## Problem statement
Please copy every line of the records below word for word, leaving out the pictures.

-- START Supplied data --

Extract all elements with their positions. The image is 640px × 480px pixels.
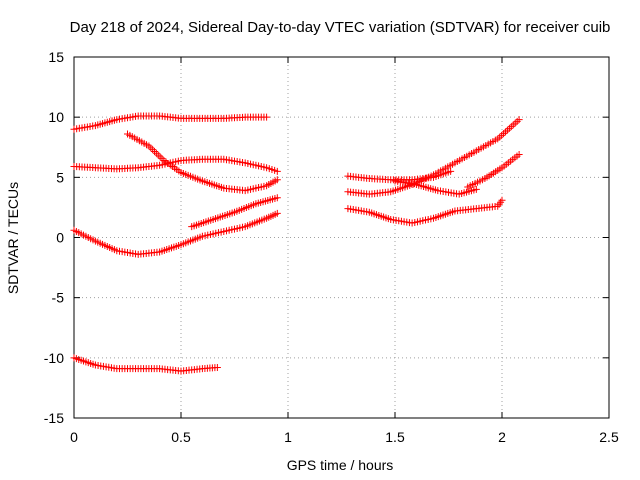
x-tick-label: 1	[284, 429, 292, 445]
data-point	[154, 151, 162, 159]
y-tick-label: -10	[44, 350, 64, 366]
data-point	[213, 363, 221, 371]
axis-ticks: 0 0.5 1 1.5 2 2.5 -15 -10 -5 0 5 10 15	[44, 49, 619, 445]
data-point	[156, 153, 164, 161]
series-arc-4	[188, 194, 281, 231]
x-tick-label: 0.5	[171, 429, 191, 445]
x-tick-label: 2.5	[599, 429, 619, 445]
grid	[74, 57, 609, 418]
data-point	[496, 133, 504, 141]
data-series	[70, 112, 523, 375]
data-point	[513, 117, 521, 125]
data-point	[263, 113, 271, 121]
y-tick-label: 10	[48, 109, 64, 125]
data-point	[273, 176, 281, 184]
series-arc-9	[344, 196, 506, 227]
series-arc-6	[70, 354, 221, 375]
data-point	[511, 119, 519, 127]
data-point	[509, 121, 517, 129]
series-arc-11	[464, 150, 523, 191]
series-arc-3	[124, 130, 281, 195]
data-point	[273, 209, 281, 217]
data-point	[500, 130, 508, 138]
data-point	[472, 185, 480, 193]
x-tick-label: 0	[70, 429, 78, 445]
data-point	[498, 196, 506, 204]
data-point	[507, 123, 515, 131]
data-point	[503, 126, 511, 134]
series-arc-1	[70, 112, 271, 133]
x-axis-label: GPS time / hours	[287, 457, 394, 473]
data-point	[147, 144, 155, 152]
y-axis-label: SDTVAR / TECUs	[5, 182, 21, 294]
y-tick-label: 0	[56, 230, 64, 246]
data-point	[515, 150, 523, 158]
x-tick-label: 2	[498, 429, 506, 445]
data-point	[515, 116, 523, 124]
series-arc-5	[70, 209, 281, 258]
data-point	[505, 124, 513, 132]
y-tick-label: -5	[52, 290, 65, 306]
y-tick-label: 15	[48, 49, 64, 65]
y-tick-label: -15	[44, 410, 64, 426]
data-point	[152, 149, 160, 157]
data-point	[498, 131, 506, 139]
chart-title: Day 218 of 2024, Sidereal Day-to-day VTE…	[70, 19, 611, 36]
data-point	[273, 194, 281, 202]
data-point	[273, 167, 281, 175]
data-point	[149, 146, 157, 154]
series-arc-10	[391, 177, 480, 198]
data-point	[151, 147, 159, 155]
series-arc-2	[70, 155, 281, 175]
series-arc-8	[344, 116, 523, 198]
x-tick-label: 1.5	[385, 429, 405, 445]
data-point	[502, 128, 510, 136]
y-tick-label: 5	[56, 169, 64, 185]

-- END Supplied data --

## The result
Extract all elements with their positions. The image is 640px × 480px pixels.
x-tick-label: 1	[284, 429, 292, 445]
data-point	[154, 151, 162, 159]
y-tick-label: -10	[44, 350, 64, 366]
data-point	[213, 363, 221, 371]
axis-ticks: 0 0.5 1 1.5 2 2.5 -15 -10 -5 0 5 10 15	[44, 49, 619, 445]
data-point	[156, 153, 164, 161]
series-arc-4	[188, 194, 281, 231]
x-tick-label: 0.5	[171, 429, 191, 445]
x-tick-label: 2.5	[599, 429, 619, 445]
grid	[74, 57, 609, 418]
data-point	[496, 133, 504, 141]
data-series	[70, 112, 523, 375]
data-point	[513, 117, 521, 125]
data-point	[263, 113, 271, 121]
y-tick-label: 10	[48, 109, 64, 125]
data-point	[273, 176, 281, 184]
series-arc-9	[344, 196, 506, 227]
series-arc-6	[70, 354, 221, 375]
data-point	[511, 119, 519, 127]
data-point	[509, 121, 517, 129]
series-arc-11	[464, 150, 523, 191]
series-arc-3	[124, 130, 281, 195]
data-point	[273, 209, 281, 217]
data-point	[500, 130, 508, 138]
data-point	[472, 185, 480, 193]
x-tick-label: 0	[70, 429, 78, 445]
data-point	[498, 196, 506, 204]
data-point	[507, 123, 515, 131]
data-point	[503, 126, 511, 134]
series-arc-1	[70, 112, 271, 133]
x-axis-label: GPS time / hours	[287, 457, 394, 473]
data-point	[147, 144, 155, 152]
y-axis-label: SDTVAR / TECUs	[5, 182, 21, 294]
y-tick-label: 0	[56, 230, 64, 246]
data-point	[515, 150, 523, 158]
x-tick-label: 2	[498, 429, 506, 445]
data-point	[515, 116, 523, 124]
series-arc-5	[70, 209, 281, 258]
data-point	[505, 124, 513, 132]
y-tick-label: -5	[52, 290, 65, 306]
y-tick-label: 15	[48, 49, 64, 65]
y-tick-label: -15	[44, 410, 64, 426]
data-point	[152, 149, 160, 157]
data-point	[498, 131, 506, 139]
chart-title: Day 218 of 2024, Sidereal Day-to-day VTE…	[70, 19, 611, 36]
data-point	[273, 194, 281, 202]
data-point	[273, 167, 281, 175]
data-point	[149, 146, 157, 154]
series-arc-10	[391, 177, 480, 198]
data-point	[151, 147, 159, 155]
series-arc-2	[70, 155, 281, 175]
series-arc-8	[344, 116, 523, 198]
x-tick-label: 1.5	[385, 429, 405, 445]
data-point	[502, 128, 510, 136]
y-tick-label: 5	[56, 169, 64, 185]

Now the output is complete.